**Work to complete**
Lay out as a numbered list, skipping blank lines, only the data starting at the line with "word-tile[interactable]: CARROT xyxy=(324,543,589,712)" and ending at the line with "flower-decoration xyxy=(28,1978,248,2180)", both ends included.

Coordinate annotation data
# # #

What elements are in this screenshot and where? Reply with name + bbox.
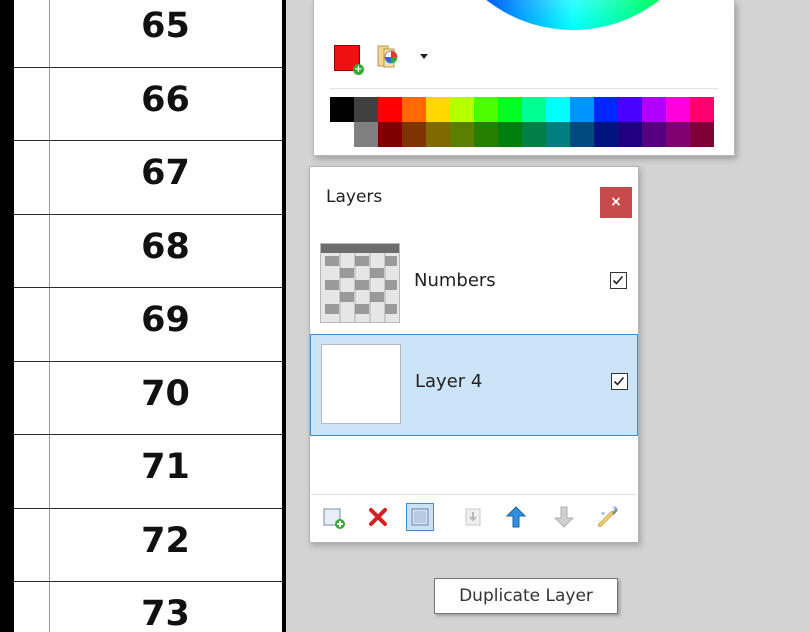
palette-color[interactable] bbox=[498, 97, 522, 122]
palette-color[interactable] bbox=[354, 122, 378, 147]
palette-color[interactable] bbox=[498, 122, 522, 147]
row-number: 67 bbox=[141, 153, 190, 193]
duplicate-layer-icon bbox=[411, 508, 429, 526]
palette-color[interactable] bbox=[426, 122, 450, 147]
table-row: 70 bbox=[14, 360, 282, 435]
row-number: 73 bbox=[141, 594, 190, 632]
table-row: 72 bbox=[14, 507, 282, 582]
tooltip: Duplicate Layer bbox=[434, 578, 618, 614]
palette-color[interactable] bbox=[474, 97, 498, 122]
row-number: 71 bbox=[141, 447, 190, 487]
palette-color[interactable] bbox=[690, 122, 714, 147]
palette-color[interactable] bbox=[450, 122, 474, 147]
palette-icon[interactable] bbox=[376, 44, 400, 70]
row-number: 69 bbox=[141, 300, 190, 340]
row-number: 66 bbox=[141, 79, 190, 120]
layer-thumbnail bbox=[320, 243, 400, 323]
palette-color[interactable] bbox=[618, 122, 642, 147]
row-number: 72 bbox=[141, 520, 190, 561]
palette-color[interactable] bbox=[546, 97, 570, 122]
move-layer-down-icon bbox=[553, 506, 575, 528]
add-layer-button[interactable] bbox=[320, 503, 348, 531]
duplicate-layer-button[interactable] bbox=[406, 503, 434, 531]
close-button[interactable]: × bbox=[600, 187, 632, 218]
color-palette[interactable] bbox=[330, 97, 716, 147]
palette-color[interactable] bbox=[426, 97, 450, 122]
table-row: 65 bbox=[14, 0, 282, 67]
palette-color[interactable] bbox=[378, 97, 402, 122]
layer-item-layer-4[interactable]: Layer 4 bbox=[310, 334, 638, 436]
palette-color[interactable] bbox=[666, 97, 690, 122]
layer-properties-icon bbox=[598, 506, 618, 527]
delete-layer-icon bbox=[369, 508, 387, 526]
layers-window: Layers × Numbers Layer 4 bbox=[309, 166, 639, 543]
move-layer-down-button[interactable] bbox=[550, 503, 578, 531]
layer-visibility-checkbox[interactable] bbox=[611, 373, 628, 390]
palette-color[interactable] bbox=[330, 97, 354, 122]
palette-dropdown-icon[interactable] bbox=[420, 54, 428, 59]
table-row: 66 bbox=[14, 66, 282, 141]
divider bbox=[330, 88, 718, 89]
layer-name: Layer 4 bbox=[415, 371, 483, 392]
layer-item-numbers[interactable]: Numbers bbox=[310, 234, 638, 332]
palette-color[interactable] bbox=[522, 122, 546, 147]
row-number: 65 bbox=[141, 6, 190, 46]
delete-layer-button[interactable] bbox=[364, 503, 392, 531]
table-row: 68 bbox=[14, 213, 282, 288]
move-layer-up-button[interactable] bbox=[502, 503, 530, 531]
row-number: 70 bbox=[141, 373, 190, 414]
table-row: 71 bbox=[14, 434, 282, 508]
move-layer-up-icon bbox=[505, 506, 527, 528]
palette-color[interactable] bbox=[402, 122, 426, 147]
table-row: 73 bbox=[14, 581, 282, 632]
palette-color[interactable] bbox=[450, 97, 474, 122]
add-color-icon: + bbox=[353, 64, 364, 75]
palette-color[interactable] bbox=[402, 97, 426, 122]
palette-color[interactable] bbox=[642, 97, 666, 122]
palette-color[interactable] bbox=[570, 122, 594, 147]
layer-properties-button[interactable] bbox=[594, 503, 622, 531]
add-layer-icon bbox=[323, 508, 345, 529]
palette-color[interactable] bbox=[354, 97, 378, 122]
palette-color[interactable] bbox=[330, 122, 354, 147]
color-wheel[interactable] bbox=[433, 0, 713, 30]
palette-color[interactable] bbox=[474, 122, 498, 147]
merge-layer-down-button[interactable] bbox=[460, 503, 488, 531]
palette-color[interactable] bbox=[522, 97, 546, 122]
layer-visibility-checkbox[interactable] bbox=[610, 272, 627, 289]
layers-window-title: Layers bbox=[326, 187, 383, 207]
layer-name: Numbers bbox=[414, 270, 496, 291]
image-canvas[interactable]: 65 66 67 68 69 70 71 72 73 bbox=[14, 0, 282, 632]
palette-color[interactable] bbox=[618, 97, 642, 122]
table-row: 67 bbox=[14, 140, 282, 214]
row-number: 68 bbox=[141, 226, 190, 267]
merge-layer-down-icon bbox=[465, 508, 481, 526]
palette-color[interactable] bbox=[378, 122, 402, 147]
palette-row-bottom bbox=[330, 122, 716, 147]
palette-color[interactable] bbox=[642, 122, 666, 147]
divider bbox=[311, 494, 637, 495]
table-row: 69 bbox=[14, 287, 282, 361]
palette-color[interactable] bbox=[570, 97, 594, 122]
primary-color-swatch[interactable]: + bbox=[334, 45, 364, 75]
palette-color[interactable] bbox=[666, 122, 690, 147]
palette-color[interactable] bbox=[594, 122, 618, 147]
colors-window: + bbox=[313, 0, 735, 156]
palette-row-top bbox=[330, 97, 716, 122]
layer-thumbnail bbox=[321, 344, 401, 424]
palette-color[interactable] bbox=[690, 97, 714, 122]
palette-color[interactable] bbox=[594, 97, 618, 122]
palette-color[interactable] bbox=[546, 122, 570, 147]
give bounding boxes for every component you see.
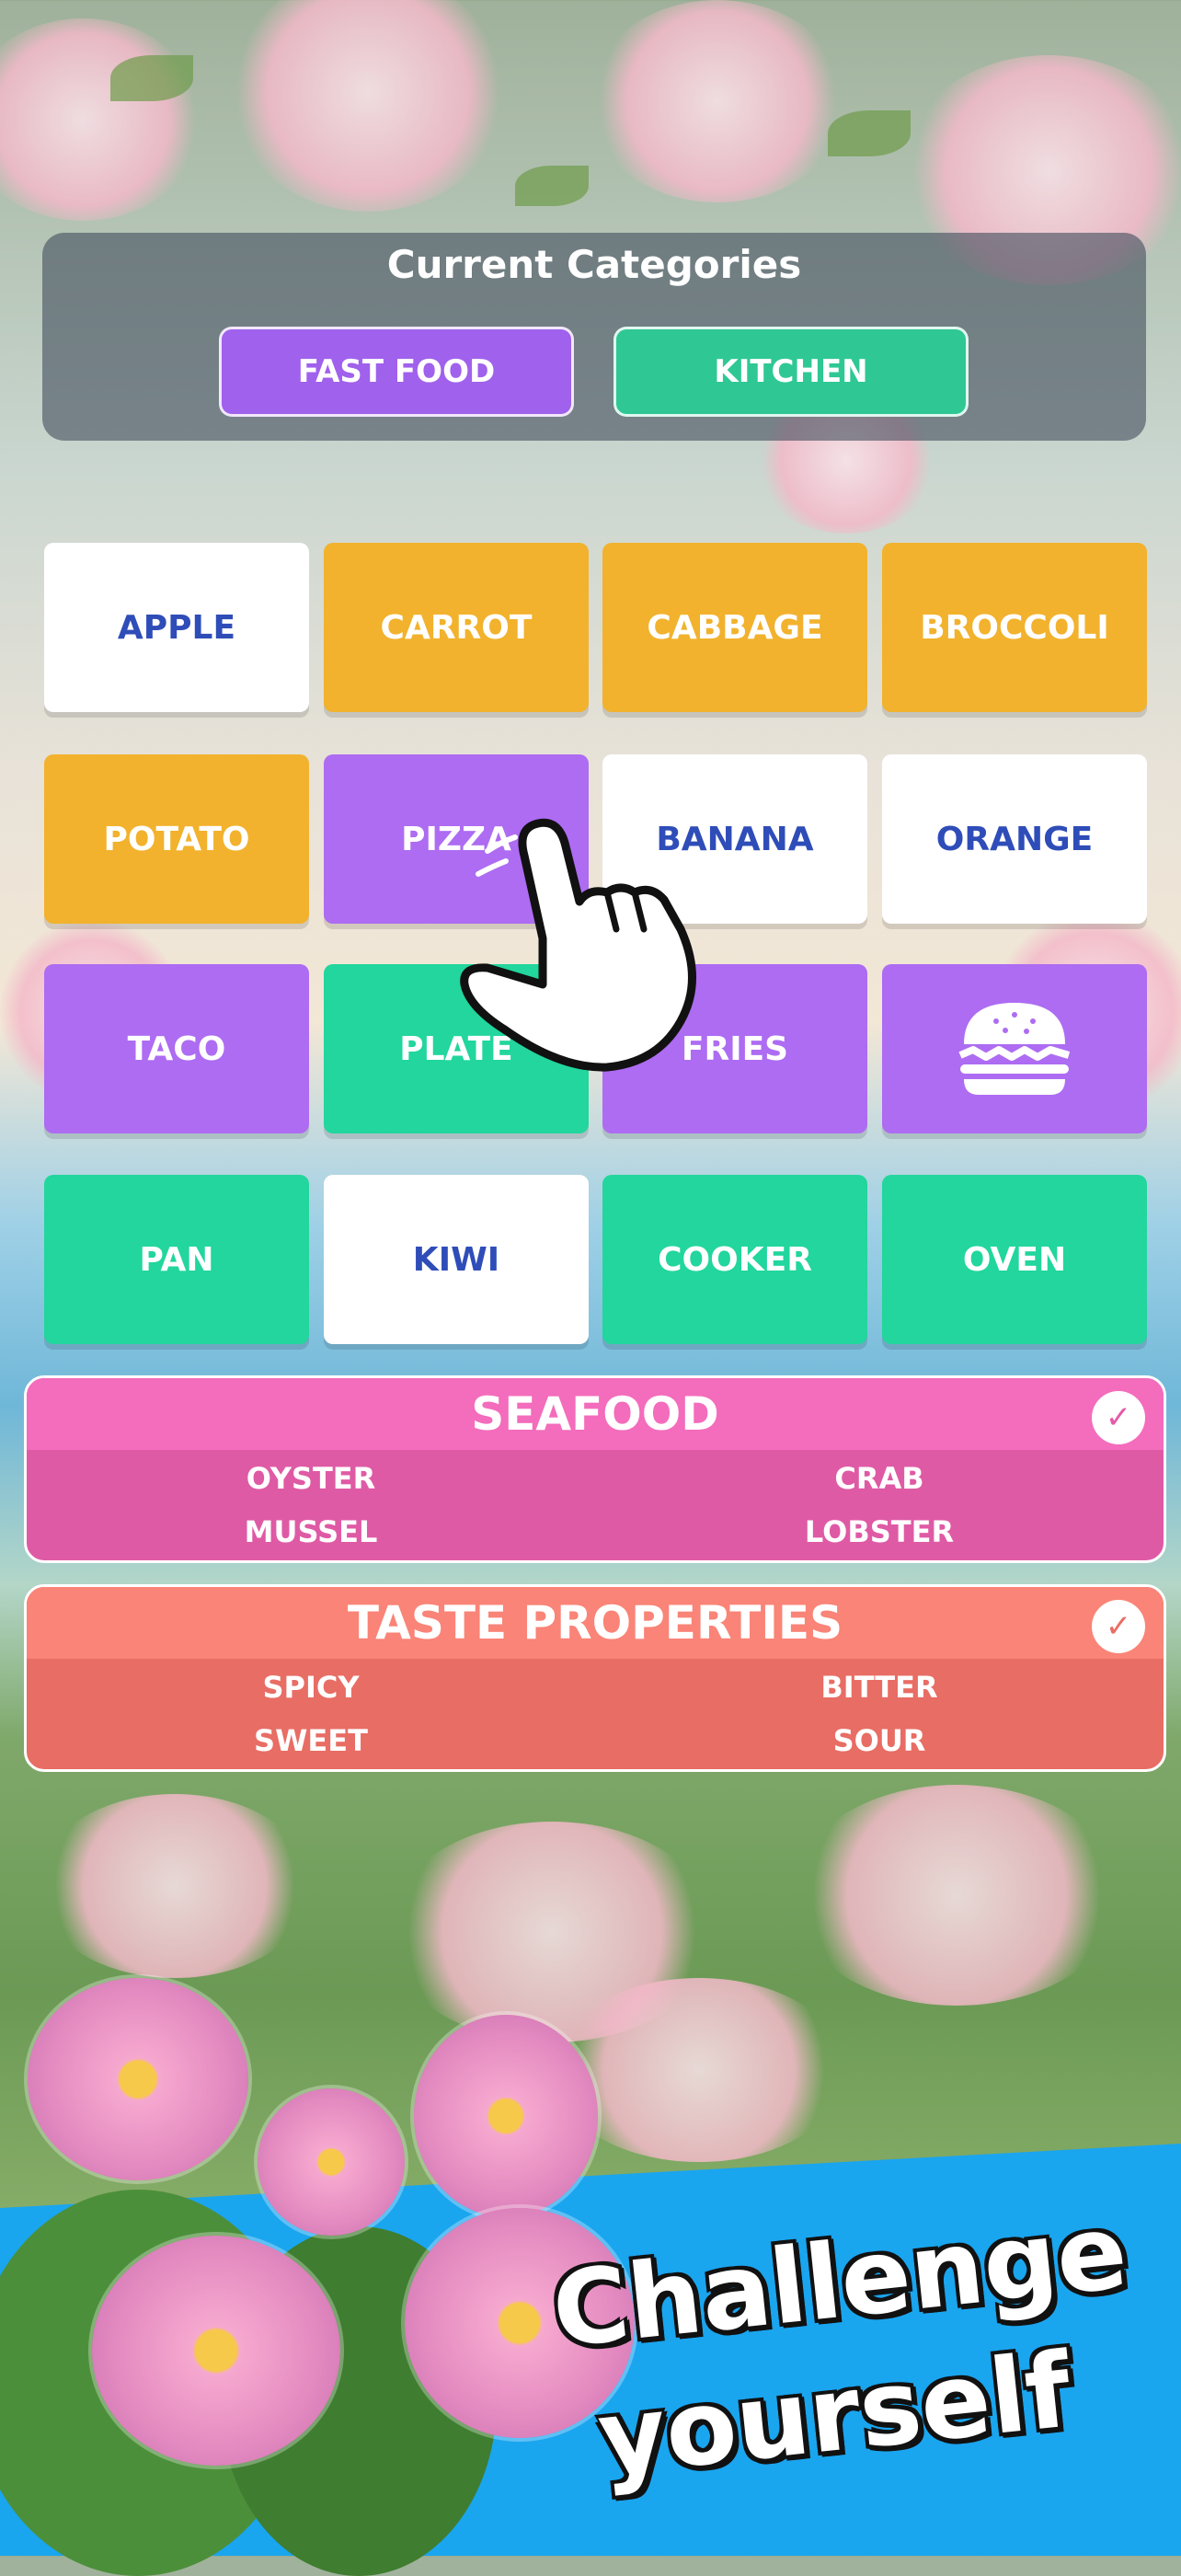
word-tile[interactable]: CARROT xyxy=(324,543,589,712)
group-word: BITTER xyxy=(820,1670,938,1705)
current-categories-panel: Current Categories FAST FOOD KITCHEN xyxy=(42,233,1146,441)
blossom-decoration xyxy=(230,0,506,212)
word-tile[interactable]: PAN xyxy=(44,1175,309,1344)
word-tile[interactable]: APPLE xyxy=(44,543,309,712)
star-check-icon: ✓ xyxy=(1092,1391,1145,1444)
blossom-decoration xyxy=(37,1794,313,1978)
star-check-icon: ✓ xyxy=(1092,1600,1145,1653)
group-word: SWEET xyxy=(254,1723,368,1758)
flower-decoration xyxy=(414,2015,598,2217)
flower-decoration xyxy=(28,1978,248,2180)
category-pill-kitchen: KITCHEN xyxy=(613,327,969,417)
burger-tile[interactable] xyxy=(882,964,1147,1133)
category-pill-fast-food: FAST FOOD xyxy=(219,327,574,417)
flower-decoration xyxy=(92,2236,340,2466)
panel-title: Current Categories xyxy=(386,242,802,287)
group-word: SOUR xyxy=(832,1723,926,1758)
group-word: SPICY xyxy=(262,1670,360,1705)
solved-group-taste-properties: TASTE PROPERTIES ✓ SPICY BITTER SWEET SO… xyxy=(24,1584,1166,1772)
word-tile[interactable]: ORANGE xyxy=(882,754,1147,924)
word-tile[interactable]: KIWI xyxy=(324,1175,589,1344)
burger-icon xyxy=(958,1003,1071,1095)
flower-decoration xyxy=(258,2088,405,2236)
blossom-decoration xyxy=(791,1785,1122,2006)
word-tile[interactable]: POTATO xyxy=(44,754,309,924)
leaf-decoration xyxy=(110,55,193,101)
group-word: MUSSEL xyxy=(244,1514,378,1549)
pointing-hand-icon xyxy=(460,818,696,1072)
word-tile[interactable]: TACO xyxy=(44,964,309,1133)
leaf-decoration xyxy=(515,166,589,206)
group-word: LOBSTER xyxy=(804,1514,955,1549)
word-tile[interactable]: OVEN xyxy=(882,1175,1147,1344)
solved-group-seafood: SEAFOOD ✓ OYSTER CRAB MUSSEL LOBSTER xyxy=(24,1375,1166,1563)
group-title: TASTE PROPERTIES xyxy=(27,1587,1164,1659)
leaf-decoration xyxy=(828,110,911,156)
word-tile[interactable]: CABBAGE xyxy=(602,543,867,712)
group-word: CRAB xyxy=(834,1461,924,1496)
word-tile[interactable]: COOKER xyxy=(602,1175,867,1344)
group-title: SEAFOOD xyxy=(27,1378,1164,1450)
blossom-decoration xyxy=(0,18,202,221)
group-word: OYSTER xyxy=(246,1461,376,1496)
blossom-decoration xyxy=(589,0,846,202)
word-tile[interactable]: BROCCOLI xyxy=(882,543,1147,712)
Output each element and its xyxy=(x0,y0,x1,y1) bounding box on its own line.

# # #

**Problem solution**
1. word-tile[interactable]: CARROT xyxy=(324,543,589,712)
2. group-word: BITTER xyxy=(820,1670,938,1705)
3. current-categories-panel: Current Categories FAST FOOD KITCHEN xyxy=(42,233,1146,441)
4. blossom-decoration xyxy=(230,0,506,212)
5. word-tile[interactable]: PAN xyxy=(44,1175,309,1344)
6. word-tile[interactable]: APPLE xyxy=(44,543,309,712)
7. star-check-icon: ✓ xyxy=(1092,1391,1145,1444)
8. blossom-decoration xyxy=(37,1794,313,1978)
9. star-check-icon: ✓ xyxy=(1092,1600,1145,1653)
10. group-word: SWEET xyxy=(254,1723,368,1758)
11. flower-decoration xyxy=(414,2015,598,2217)
12. flower-decoration xyxy=(28,1978,248,2180)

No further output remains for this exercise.